**SHORT EXERCISE**
All of the entries need to be written out again, exactly as they are.

**GIVEN DATA**
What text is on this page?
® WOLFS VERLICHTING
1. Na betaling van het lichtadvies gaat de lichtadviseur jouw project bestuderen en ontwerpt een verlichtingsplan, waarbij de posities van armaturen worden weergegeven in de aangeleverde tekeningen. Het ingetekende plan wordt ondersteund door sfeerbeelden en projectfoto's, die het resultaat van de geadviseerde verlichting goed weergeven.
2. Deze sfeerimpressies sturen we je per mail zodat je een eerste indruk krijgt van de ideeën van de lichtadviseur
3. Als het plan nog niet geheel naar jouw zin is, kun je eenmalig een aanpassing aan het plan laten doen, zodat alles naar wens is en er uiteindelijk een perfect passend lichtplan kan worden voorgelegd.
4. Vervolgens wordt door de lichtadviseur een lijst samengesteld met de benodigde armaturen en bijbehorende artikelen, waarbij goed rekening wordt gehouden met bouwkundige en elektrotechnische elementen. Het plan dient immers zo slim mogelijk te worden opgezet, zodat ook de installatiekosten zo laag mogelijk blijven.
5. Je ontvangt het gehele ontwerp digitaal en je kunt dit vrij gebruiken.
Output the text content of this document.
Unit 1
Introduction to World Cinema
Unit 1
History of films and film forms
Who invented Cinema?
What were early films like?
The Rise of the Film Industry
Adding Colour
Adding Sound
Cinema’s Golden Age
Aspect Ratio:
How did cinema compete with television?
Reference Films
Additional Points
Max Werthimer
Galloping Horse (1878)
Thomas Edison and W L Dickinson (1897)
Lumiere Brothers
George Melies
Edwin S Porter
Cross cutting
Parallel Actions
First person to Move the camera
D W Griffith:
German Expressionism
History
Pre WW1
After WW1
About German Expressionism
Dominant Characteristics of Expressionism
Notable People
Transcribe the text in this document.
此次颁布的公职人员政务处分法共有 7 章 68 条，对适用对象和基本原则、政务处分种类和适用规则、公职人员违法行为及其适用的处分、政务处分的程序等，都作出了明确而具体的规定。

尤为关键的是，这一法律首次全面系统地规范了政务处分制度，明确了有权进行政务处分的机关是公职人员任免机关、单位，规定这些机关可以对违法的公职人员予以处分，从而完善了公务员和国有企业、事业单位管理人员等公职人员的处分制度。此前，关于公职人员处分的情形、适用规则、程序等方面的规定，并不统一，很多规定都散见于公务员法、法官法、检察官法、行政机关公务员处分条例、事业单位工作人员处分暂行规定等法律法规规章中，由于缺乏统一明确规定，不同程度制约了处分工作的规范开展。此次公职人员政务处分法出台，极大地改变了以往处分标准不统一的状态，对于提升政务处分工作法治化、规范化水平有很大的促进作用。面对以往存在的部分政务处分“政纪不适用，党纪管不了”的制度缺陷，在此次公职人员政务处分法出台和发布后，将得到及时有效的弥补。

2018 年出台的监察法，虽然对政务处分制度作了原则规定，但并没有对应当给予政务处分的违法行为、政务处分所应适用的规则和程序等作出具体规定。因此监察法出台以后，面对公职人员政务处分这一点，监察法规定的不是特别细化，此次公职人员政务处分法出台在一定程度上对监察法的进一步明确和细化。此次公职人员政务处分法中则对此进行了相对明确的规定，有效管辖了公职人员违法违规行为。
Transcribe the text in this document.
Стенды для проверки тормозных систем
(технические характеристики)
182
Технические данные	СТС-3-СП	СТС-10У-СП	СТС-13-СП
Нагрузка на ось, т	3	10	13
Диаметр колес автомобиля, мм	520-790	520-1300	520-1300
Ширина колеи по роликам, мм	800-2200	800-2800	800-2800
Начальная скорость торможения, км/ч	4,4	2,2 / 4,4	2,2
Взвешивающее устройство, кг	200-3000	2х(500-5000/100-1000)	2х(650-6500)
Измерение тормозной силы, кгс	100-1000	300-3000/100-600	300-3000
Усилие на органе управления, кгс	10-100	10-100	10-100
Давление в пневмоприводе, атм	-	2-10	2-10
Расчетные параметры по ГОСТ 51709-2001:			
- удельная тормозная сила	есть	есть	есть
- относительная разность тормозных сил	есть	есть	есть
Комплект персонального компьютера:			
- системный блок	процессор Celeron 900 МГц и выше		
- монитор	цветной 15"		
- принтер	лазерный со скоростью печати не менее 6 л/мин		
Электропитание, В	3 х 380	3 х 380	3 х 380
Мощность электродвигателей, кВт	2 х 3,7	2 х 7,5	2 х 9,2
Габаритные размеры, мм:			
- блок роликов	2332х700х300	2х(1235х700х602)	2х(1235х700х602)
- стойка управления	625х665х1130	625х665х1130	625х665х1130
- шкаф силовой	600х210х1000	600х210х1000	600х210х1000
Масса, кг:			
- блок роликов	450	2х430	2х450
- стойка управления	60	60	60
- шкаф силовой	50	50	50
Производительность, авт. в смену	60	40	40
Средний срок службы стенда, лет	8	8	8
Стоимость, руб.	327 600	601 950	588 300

**RESULT OF THIS TASK**
What text is on this page?
® WOLFS VERLICHTING
1. Na betaling van het lichtadvies gaat de lichtadviseur jouw project bestuderen en ontwerpt een verlichtingsplan, waarbij de posities van armaturen worden weergegeven in de aangeleverde tekeningen. Het ingetekende plan wordt ondersteund door sfeerbeelden en projectfoto's, die het resultaat van de geadviseerde verlichting goed weergeven.
2. Deze sfeerimpressies sturen we je per mail zodat je een eerste indruk krijgt van de ideeën van de lichtadviseur
3. Als het plan nog niet geheel naar jouw zin is, kun je eenmalig een aanpassing aan het plan laten doen, zodat alles naar wens is en er uiteindelijk een perfect passend lichtplan kan worden voorgelegd.
4. Vervolgens wordt door de lichtadviseur een lijst samengesteld met de benodigde armaturen en bijbehorende artikelen, waarbij goed rekening wordt gehouden met bouwkundige en elektrotechnische elementen. Het plan dient immers zo slim mogelijk te worden opgezet, zodat ook de installatiekosten zo laag mogelijk blijven.
5. Je ontvangt het gehele ontwerp digitaal en je kunt dit vrij gebruiken.
Output the text content of this document.
Unit 1
Introduction to World Cinema
Unit 1
History of films and film forms
Who invented Cinema?
What were early films like?
The Rise of the Film Industry
Adding Colour
Adding Sound
Cinema’s Golden Age
Aspect Ratio:
How did cinema compete with television?
Reference Films
Additional Points
Max Werthimer
Galloping Horse (1878)
Thomas Edison and W L Dickinson (1897)
Lumiere Brothers
George Melies
Edwin S Porter
Cross cutting
Parallel Actions
First person to Move the camera
D W Griffith:
German Expressionism
History
Pre WW1
After WW1
About German Expressionism
Dominant Characteristics of Expressionism
Notable People
Transcribe the text in this document.
此次颁布的公职人员政务处分法共有 7 章 68 条，对适用对象和基本原则、政务处分种类和适用规则、公职人员违法行为及其适用的处分、政务处分的程序等，都作出了明确而具体的规定。

尤为关键的是，这一法律首次全面系统地规范了政务处分制度，明确了有权进行政务处分的机关是公职人员任免机关、单位，规定这些机关可以对违法的公职人员予以处分，从而完善了公务员和国有企业、事业单位管理人员等公职人员的处分制度。此前，关于公职人员处分的情形、适用规则、程序等方面的规定，并不统一，很多规定都散见于公务员法、法官法、检察官法、行政机关公务员处分条例、事业单位工作人员处分暂行规定等法律法规规章中，由于缺乏统一明确规定，不同程度制约了处分工作的规范开展。此次公职人员政务处分法出台，极大地改变了以往处分标准不统一的状态，对于提升政务处分工作法治化、规范化水平有很大的促进作用。面对以往存在的部分政务处分“政纪不适用，党纪管不了”的制度缺陷，在此次公职人员政务处分法出台和发布后，将得到及时有效的弥补。

2018 年出台的监察法，虽然对政务处分制度作了原则规定，但并没有对应当给予政务处分的违法行为、政务处分所应适用的规则和程序等作出具体规定。因此监察法出台以后，面对公职人员政务处分这一点，监察法规定的不是特别细化，此次公职人员政务处分法出台在一定程度上对监察法的进一步明确和细化。此次公职人员政务处分法中则对此进行了相对明确的规定，有效管辖了公职人员违法违规行为。
Transcribe the text in this document.
Стенды для проверки тормозных систем
(технические характеристики)
182
Технические данные	СТС-3-СП	СТС-10У-СП	СТС-13-СП
Нагрузка на ось, т	3	10	13
Диаметр колес автомобиля, мм	520-790	520-1300	520-1300
Ширина колеи по роликам, мм	800-2200	800-2800	800-2800
Начальная скорость торможения, км/ч	4,4	2,2 / 4,4	2,2
Взвешивающее устройство, кг	200-3000	2х(500-5000/100-1000)	2х(650-6500)
Измерение тормозной силы, кгс	100-1000	300-3000/100-600	300-3000
Усилие на органе управления, кгс	10-100	10-100	10-100
Давление в пневмоприводе, атм	-	2-10	2-10
Расчетные параметры по ГОСТ 51709-2001:			
- удельная тормозная сила	есть	есть	есть
- относительная разность тормозных сил	есть	есть	есть
Комплект персонального компьютера:			
- системный блок	процессор Celeron 900 МГц и выше		
- монитор	цветной 15"		
- принтер	лазерный со скоростью печати не менее 6 л/мин		
Электропитание, В	3 х 380	3 х 380	3 х 380
Мощность электродвигателей, кВт	2 х 3,7	2 х 7,5	2 х 9,2
Габаритные размеры, мм:			
- блок роликов	2332х700х300	2х(1235х700х602)	2х(1235х700х602)
- стойка управления	625х665х1130	625х665х1130	625х665х1130
- шкаф силовой	600х210х1000	600х210х1000	600х210х1000
Масса, кг:			
- блок роликов	450	2х430	2х450
- стойка управления	60	60	60
- шкаф силовой	50	50	50
Производительность, авт. в смену	60	40	40
Средний срок службы стенда, лет	8	8	8
Стоимость, руб.	327 600	601 950	588 300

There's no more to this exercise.